Stored records |
▶
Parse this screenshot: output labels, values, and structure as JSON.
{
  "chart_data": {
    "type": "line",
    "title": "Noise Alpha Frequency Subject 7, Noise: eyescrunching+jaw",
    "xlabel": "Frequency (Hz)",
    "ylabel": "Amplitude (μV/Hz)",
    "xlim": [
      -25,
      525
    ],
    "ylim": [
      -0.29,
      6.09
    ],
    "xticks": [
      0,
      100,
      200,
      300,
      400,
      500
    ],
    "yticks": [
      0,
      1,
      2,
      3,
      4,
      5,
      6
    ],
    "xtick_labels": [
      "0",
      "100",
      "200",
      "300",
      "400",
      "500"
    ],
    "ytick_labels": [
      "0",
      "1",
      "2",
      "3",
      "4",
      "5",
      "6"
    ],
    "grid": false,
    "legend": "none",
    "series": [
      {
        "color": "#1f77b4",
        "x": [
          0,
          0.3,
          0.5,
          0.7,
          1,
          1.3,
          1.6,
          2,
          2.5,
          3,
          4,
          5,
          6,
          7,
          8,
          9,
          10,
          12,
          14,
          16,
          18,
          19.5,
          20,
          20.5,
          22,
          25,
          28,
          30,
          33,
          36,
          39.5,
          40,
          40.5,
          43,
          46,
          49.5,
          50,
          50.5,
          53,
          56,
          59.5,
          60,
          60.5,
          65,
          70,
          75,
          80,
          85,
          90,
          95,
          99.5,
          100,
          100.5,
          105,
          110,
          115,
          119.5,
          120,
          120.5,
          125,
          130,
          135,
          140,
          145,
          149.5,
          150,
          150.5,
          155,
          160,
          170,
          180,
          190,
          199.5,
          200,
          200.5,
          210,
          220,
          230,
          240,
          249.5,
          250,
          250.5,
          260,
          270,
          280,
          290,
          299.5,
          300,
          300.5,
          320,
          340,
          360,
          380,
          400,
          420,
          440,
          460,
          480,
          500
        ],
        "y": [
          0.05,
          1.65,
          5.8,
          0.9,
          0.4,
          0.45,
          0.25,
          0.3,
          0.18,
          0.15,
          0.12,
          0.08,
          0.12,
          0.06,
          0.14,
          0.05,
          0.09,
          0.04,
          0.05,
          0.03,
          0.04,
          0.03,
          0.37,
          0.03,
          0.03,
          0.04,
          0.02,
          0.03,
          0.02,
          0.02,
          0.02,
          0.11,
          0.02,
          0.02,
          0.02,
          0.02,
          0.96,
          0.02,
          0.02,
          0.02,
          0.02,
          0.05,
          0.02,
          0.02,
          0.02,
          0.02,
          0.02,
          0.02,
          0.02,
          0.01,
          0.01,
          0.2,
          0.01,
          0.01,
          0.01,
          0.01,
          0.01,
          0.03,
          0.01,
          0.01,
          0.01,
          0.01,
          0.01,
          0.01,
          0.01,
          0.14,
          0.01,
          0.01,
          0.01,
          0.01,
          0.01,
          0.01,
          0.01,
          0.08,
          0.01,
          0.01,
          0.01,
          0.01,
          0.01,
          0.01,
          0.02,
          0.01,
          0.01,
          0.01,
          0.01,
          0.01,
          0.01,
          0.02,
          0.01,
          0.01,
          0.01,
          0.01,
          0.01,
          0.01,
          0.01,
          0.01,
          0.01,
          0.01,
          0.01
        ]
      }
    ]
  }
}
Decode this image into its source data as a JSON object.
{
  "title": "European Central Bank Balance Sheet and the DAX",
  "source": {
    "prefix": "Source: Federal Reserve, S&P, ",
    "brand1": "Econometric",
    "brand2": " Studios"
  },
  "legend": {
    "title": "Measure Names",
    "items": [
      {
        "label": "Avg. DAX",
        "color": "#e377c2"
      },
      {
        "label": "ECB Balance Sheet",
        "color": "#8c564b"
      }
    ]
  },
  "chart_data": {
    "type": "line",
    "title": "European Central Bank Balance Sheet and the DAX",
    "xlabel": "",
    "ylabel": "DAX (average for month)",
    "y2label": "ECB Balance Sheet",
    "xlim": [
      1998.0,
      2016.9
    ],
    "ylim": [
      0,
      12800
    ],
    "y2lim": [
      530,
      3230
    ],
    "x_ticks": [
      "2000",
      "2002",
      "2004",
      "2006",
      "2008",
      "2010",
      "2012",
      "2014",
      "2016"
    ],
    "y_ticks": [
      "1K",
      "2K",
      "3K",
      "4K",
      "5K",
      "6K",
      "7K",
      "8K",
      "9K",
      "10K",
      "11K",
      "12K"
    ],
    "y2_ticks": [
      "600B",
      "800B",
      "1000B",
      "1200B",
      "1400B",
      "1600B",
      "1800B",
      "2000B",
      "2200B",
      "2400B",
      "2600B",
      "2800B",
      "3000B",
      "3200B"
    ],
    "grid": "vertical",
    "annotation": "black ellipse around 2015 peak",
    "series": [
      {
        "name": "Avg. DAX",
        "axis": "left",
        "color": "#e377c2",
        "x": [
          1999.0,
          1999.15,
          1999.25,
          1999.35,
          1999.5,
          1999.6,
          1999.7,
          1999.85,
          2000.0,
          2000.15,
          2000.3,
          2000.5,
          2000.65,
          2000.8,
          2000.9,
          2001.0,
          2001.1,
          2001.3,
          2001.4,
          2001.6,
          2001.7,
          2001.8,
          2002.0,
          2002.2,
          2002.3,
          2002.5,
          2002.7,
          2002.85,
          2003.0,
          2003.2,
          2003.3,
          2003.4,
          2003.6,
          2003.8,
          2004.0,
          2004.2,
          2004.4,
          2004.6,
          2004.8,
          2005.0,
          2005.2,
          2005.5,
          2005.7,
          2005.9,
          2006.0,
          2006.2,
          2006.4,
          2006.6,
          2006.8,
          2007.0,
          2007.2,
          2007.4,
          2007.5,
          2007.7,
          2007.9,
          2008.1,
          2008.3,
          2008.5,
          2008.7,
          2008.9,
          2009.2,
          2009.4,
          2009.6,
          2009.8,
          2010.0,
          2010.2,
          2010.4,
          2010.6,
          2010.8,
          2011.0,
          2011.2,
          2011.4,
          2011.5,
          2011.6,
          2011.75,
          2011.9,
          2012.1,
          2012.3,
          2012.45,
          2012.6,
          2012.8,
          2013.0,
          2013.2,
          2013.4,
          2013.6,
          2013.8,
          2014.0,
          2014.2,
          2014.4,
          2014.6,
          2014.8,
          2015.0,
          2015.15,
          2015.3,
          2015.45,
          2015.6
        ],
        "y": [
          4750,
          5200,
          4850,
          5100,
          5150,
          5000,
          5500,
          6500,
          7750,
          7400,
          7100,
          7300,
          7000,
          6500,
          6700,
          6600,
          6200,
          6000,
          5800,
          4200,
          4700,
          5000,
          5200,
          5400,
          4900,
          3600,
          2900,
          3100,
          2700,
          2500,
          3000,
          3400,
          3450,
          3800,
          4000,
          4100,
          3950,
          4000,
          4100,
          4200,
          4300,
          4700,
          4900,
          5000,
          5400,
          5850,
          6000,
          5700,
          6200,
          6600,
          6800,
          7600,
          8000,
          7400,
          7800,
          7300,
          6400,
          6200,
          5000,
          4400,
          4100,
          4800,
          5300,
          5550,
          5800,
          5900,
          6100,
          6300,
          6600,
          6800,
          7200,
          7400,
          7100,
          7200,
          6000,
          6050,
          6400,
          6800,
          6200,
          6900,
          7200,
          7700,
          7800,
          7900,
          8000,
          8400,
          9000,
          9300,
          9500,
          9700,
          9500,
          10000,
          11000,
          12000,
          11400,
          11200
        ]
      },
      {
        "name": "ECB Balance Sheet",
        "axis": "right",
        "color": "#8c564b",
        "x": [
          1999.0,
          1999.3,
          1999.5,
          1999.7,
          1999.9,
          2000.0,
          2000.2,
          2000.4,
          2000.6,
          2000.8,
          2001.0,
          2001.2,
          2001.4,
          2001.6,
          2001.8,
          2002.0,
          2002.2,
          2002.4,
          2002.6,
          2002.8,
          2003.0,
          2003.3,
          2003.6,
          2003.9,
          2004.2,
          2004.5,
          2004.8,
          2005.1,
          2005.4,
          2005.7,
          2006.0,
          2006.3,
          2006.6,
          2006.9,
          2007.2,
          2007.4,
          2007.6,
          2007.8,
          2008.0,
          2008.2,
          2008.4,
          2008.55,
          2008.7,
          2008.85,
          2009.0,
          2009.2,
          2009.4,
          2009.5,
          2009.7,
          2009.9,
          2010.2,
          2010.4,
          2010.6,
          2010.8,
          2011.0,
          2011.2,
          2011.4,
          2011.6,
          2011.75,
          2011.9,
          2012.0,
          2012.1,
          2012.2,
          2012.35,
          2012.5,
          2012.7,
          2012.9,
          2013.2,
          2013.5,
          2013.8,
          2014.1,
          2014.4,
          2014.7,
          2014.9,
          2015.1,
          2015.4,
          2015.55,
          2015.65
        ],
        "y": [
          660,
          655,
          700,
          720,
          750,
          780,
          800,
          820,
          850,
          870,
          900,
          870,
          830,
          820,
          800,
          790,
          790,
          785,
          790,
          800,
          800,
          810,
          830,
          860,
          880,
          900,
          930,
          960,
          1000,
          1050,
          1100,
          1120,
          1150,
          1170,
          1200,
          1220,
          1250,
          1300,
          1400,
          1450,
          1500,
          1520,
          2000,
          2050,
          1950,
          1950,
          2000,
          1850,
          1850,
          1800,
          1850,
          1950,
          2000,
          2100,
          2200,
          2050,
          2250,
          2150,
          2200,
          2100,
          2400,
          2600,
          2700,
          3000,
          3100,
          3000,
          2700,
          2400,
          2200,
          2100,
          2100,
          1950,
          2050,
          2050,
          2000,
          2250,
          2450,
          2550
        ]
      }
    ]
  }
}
◀
Required task | Pull out all lines of the data with the string "Sheet".

Written answer |
  "title": "European Central Bank Balance Sheet and the DAX",
        "label": "ECB Balance Sheet",
    "title": "European Central Bank Balance Sheet and the DAX",
    "y2label": "ECB Balance Sheet",
        "name": "ECB Balance Sheet",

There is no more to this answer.